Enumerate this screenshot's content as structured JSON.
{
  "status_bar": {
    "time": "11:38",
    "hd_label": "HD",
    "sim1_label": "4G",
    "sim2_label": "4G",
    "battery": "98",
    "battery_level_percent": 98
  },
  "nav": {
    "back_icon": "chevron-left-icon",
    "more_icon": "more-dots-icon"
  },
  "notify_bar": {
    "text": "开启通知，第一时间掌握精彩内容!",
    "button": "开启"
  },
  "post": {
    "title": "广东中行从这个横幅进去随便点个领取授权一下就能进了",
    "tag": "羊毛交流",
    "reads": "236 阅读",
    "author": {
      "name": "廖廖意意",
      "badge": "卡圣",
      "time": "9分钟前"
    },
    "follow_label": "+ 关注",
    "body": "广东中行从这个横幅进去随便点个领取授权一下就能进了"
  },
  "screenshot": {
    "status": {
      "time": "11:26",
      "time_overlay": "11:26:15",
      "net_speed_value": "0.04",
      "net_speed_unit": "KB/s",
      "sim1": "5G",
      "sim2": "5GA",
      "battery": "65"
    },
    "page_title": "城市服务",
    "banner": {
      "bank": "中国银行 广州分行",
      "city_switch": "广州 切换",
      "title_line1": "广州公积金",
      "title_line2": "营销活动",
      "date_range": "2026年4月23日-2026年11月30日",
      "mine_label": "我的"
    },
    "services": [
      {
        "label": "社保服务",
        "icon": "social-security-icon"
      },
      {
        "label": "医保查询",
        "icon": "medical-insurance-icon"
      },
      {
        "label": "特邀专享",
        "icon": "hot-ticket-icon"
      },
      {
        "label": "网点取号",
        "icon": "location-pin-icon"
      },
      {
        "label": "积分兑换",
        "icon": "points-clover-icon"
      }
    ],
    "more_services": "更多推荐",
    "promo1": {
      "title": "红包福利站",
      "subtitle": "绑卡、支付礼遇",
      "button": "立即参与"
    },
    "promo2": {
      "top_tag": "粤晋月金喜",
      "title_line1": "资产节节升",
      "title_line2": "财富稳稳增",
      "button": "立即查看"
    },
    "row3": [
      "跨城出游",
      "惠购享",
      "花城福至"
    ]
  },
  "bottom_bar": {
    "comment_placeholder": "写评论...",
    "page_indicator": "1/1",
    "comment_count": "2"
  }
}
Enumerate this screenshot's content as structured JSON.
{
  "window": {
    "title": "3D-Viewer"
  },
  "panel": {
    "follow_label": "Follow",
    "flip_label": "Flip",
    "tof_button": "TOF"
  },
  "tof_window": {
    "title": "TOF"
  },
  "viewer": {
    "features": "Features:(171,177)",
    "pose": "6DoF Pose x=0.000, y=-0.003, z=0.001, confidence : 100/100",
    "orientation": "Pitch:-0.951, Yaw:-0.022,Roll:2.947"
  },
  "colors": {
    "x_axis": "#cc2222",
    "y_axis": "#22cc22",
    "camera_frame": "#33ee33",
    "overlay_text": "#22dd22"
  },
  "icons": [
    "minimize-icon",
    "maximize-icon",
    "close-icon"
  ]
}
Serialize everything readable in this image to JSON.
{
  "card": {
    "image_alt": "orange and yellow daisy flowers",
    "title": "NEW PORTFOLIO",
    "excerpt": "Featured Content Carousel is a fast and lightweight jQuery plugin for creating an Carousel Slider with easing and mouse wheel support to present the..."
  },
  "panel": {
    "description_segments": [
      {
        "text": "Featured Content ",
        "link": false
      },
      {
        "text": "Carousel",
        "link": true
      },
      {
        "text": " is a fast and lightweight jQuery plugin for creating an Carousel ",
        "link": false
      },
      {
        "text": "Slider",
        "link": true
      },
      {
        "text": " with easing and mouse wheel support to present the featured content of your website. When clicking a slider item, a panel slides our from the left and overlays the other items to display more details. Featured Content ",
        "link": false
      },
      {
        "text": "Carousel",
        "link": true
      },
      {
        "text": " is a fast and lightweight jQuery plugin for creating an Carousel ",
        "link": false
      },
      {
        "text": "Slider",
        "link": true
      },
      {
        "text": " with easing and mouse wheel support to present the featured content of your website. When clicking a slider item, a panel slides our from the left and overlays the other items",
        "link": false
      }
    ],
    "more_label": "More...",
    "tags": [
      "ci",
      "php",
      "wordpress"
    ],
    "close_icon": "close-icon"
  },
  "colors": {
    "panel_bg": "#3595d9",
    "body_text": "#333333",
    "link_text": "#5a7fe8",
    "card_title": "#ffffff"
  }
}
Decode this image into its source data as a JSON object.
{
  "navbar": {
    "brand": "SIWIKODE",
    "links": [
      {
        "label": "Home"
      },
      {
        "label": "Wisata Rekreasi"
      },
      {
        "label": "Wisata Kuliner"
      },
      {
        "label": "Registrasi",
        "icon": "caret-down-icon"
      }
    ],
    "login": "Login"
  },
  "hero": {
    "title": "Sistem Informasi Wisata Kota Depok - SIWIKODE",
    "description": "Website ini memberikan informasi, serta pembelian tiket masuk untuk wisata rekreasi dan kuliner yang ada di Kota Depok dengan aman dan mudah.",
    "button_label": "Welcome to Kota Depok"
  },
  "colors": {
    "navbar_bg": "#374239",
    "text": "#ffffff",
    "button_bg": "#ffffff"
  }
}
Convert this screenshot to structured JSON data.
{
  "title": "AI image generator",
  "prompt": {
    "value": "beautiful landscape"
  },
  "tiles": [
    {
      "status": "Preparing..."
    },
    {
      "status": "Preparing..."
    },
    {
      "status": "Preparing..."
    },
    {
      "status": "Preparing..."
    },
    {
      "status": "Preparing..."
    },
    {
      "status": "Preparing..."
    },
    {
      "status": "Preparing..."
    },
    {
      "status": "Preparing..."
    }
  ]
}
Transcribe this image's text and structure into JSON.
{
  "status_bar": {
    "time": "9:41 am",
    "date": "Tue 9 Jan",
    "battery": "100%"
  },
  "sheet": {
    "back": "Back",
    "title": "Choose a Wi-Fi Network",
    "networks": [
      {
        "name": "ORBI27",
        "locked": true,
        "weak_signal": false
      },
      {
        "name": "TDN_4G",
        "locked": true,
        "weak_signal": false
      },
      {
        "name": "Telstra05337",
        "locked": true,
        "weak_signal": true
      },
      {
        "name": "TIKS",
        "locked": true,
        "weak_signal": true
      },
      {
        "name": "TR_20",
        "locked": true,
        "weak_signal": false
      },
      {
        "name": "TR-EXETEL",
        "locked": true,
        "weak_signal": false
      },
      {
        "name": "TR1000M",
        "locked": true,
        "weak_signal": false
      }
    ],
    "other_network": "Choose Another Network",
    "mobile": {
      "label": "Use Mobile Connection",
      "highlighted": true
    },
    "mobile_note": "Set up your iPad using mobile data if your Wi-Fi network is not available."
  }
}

> _PROBLEM TO WORK ON_: From the listing above, report the number of lines containing the string "screenshot", without any accompanying remarks.

> _RESULT OF THIS TASK_: 4